§ **WHAT THE TASK ASKS**
Print the entries below in their entirety, exactly as they are written.

§ **Items from a data source**
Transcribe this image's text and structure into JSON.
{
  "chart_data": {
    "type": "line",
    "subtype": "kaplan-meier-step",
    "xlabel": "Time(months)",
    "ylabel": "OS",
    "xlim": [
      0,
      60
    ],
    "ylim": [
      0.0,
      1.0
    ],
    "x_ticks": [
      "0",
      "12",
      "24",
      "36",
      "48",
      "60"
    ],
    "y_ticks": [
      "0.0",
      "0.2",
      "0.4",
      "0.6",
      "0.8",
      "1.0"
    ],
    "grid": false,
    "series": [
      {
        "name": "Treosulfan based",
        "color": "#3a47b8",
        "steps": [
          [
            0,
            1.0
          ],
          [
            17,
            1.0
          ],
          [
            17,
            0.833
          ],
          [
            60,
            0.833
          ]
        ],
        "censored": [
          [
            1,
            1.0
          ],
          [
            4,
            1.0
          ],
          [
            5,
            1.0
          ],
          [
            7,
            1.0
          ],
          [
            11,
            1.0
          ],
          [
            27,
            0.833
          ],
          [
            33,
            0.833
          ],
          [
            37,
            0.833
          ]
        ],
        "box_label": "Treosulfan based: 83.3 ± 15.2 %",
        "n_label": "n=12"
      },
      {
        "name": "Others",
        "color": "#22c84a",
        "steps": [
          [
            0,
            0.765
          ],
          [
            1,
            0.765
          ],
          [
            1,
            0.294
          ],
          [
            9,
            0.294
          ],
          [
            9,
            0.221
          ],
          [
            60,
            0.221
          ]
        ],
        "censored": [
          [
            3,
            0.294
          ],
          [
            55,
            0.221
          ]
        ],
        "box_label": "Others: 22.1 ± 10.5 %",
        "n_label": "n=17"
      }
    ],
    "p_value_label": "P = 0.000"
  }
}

§ **RESPONSE FOR THIS EXERCISE**
Transcribe this image's text and structure into JSON.
{
  "chart_data": {
    "type": "line",
    "subtype": "kaplan-meier-step",
    "xlabel": "Time(months)",
    "ylabel": "OS",
    "xlim": [
      0,
      60
    ],
    "ylim": [
      0.0,
      1.0
    ],
    "x_ticks": [
      "0",
      "12",
      "24",
      "36",
      "48",
      "60"
    ],
    "y_ticks": [
      "0.0",
      "0.2",
      "0.4",
      "0.6",
      "0.8",
      "1.0"
    ],
    "grid": false,
    "series": [
      {
        "name": "Treosulfan based",
        "color": "#3a47b8",
        "steps": [
          [
            0,
            1.0
          ],
          [
            17,
            1.0
          ],
          [
            17,
            0.833
          ],
          [
            60,
            0.833
          ]
        ],
        "censored": [
          [
            1,
            1.0
          ],
          [
            4,
            1.0
          ],
          [
            5,
            1.0
          ],
          [
            7,
            1.0
          ],
          [
            11,
            1.0
          ],
          [
            27,
            0.833
          ],
          [
            33,
            0.833
          ],
          [
            37,
            0.833
          ]
        ],
        "box_label": "Treosulfan based: 83.3 ± 15.2 %",
        "n_label": "n=12"
      },
      {
        "name": "Others",
        "color": "#22c84a",
        "steps": [
          [
            0,
            0.765
          ],
          [
            1,
            0.765
          ],
          [
            1,
            0.294
          ],
          [
            9,
            0.294
          ],
          [
            9,
            0.221
          ],
          [
            60,
            0.221
          ]
        ],
        "censored": [
          [
            3,
            0.294
          ],
          [
            55,
            0.221
          ]
        ],
        "box_label": "Others: 22.1 ± 10.5 %",
        "n_label": "n=17"
      }
    ],
    "p_value_label": "P = 0.000"
  }
}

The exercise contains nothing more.